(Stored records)
☆ ☆ ☆ ☆ ☆ ☆ ☆

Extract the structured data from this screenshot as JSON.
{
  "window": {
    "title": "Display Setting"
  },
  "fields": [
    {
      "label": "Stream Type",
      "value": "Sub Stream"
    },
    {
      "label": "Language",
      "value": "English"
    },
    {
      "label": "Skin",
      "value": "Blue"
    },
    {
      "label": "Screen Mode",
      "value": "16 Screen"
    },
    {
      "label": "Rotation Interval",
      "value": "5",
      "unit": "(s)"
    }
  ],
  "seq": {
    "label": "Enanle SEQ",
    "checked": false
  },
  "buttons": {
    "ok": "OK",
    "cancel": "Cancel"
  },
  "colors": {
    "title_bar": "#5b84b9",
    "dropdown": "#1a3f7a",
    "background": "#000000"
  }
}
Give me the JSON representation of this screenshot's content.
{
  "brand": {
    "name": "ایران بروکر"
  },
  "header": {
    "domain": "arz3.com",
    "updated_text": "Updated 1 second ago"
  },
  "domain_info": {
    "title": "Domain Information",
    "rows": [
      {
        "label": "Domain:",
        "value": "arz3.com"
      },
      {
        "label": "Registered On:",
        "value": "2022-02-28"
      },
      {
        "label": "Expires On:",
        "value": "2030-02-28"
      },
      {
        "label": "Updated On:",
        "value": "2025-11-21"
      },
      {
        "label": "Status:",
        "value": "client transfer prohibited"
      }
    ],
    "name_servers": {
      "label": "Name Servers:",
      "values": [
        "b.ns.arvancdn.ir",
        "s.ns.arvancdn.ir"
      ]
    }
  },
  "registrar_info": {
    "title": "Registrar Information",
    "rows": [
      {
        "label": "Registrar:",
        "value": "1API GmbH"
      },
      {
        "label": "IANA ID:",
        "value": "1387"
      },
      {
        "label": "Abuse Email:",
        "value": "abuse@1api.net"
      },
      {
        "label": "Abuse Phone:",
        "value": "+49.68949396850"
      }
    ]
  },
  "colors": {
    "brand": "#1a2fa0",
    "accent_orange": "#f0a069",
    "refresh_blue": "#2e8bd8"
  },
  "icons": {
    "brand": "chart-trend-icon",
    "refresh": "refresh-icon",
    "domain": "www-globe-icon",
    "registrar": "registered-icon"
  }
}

☆ ☆ ☆ ☆ ☆ ☆ ☆

▶ _WHAT IS REQUIRED_
Copy down the material exactly as written.

▶ _THE ANSWER_
Extract the structured data from this screenshot as JSON.
{
  "window": {
    "title": "Display Setting"
  },
  "fields": [
    {
      "label": "Stream Type",
      "value": "Sub Stream"
    },
    {
      "label": "Language",
      "value": "English"
    },
    {
      "label": "Skin",
      "value": "Blue"
    },
    {
      "label": "Screen Mode",
      "value": "16 Screen"
    },
    {
      "label": "Rotation Interval",
      "value": "5",
      "unit": "(s)"
    }
  ],
  "seq": {
    "label": "Enanle SEQ",
    "checked": false
  },
  "buttons": {
    "ok": "OK",
    "cancel": "Cancel"
  },
  "colors": {
    "title_bar": "#5b84b9",
    "dropdown": "#1a3f7a",
    "background": "#000000"
  }
}
Give me the JSON representation of this screenshot's content.
{
  "brand": {
    "name": "ایران بروکر"
  },
  "header": {
    "domain": "arz3.com",
    "updated_text": "Updated 1 second ago"
  },
  "domain_info": {
    "title": "Domain Information",
    "rows": [
      {
        "label": "Domain:",
        "value": "arz3.com"
      },
      {
        "label": "Registered On:",
        "value": "2022-02-28"
      },
      {
        "label": "Expires On:",
        "value": "2030-02-28"
      },
      {
        "label": "Updated On:",
        "value": "2025-11-21"
      },
      {
        "label": "Status:",
        "value": "client transfer prohibited"
      }
    ],
    "name_servers": {
      "label": "Name Servers:",
      "values": [
        "b.ns.arvancdn.ir",
        "s.ns.arvancdn.ir"
      ]
    }
  },
  "registrar_info": {
    "title": "Registrar Information",
    "rows": [
      {
        "label": "Registrar:",
        "value": "1API GmbH"
      },
      {
        "label": "IANA ID:",
        "value": "1387"
      },
      {
        "label": "Abuse Email:",
        "value": "abuse@1api.net"
      },
      {
        "label": "Abuse Phone:",
        "value": "+49.68949396850"
      }
    ]
  },
  "colors": {
    "brand": "#1a2fa0",
    "accent_orange": "#f0a069",
    "refresh_blue": "#2e8bd8"
  },
  "icons": {
    "brand": "chart-trend-icon",
    "refresh": "refresh-icon",
    "domain": "www-globe-icon",
    "registrar": "registered-icon"
  }
}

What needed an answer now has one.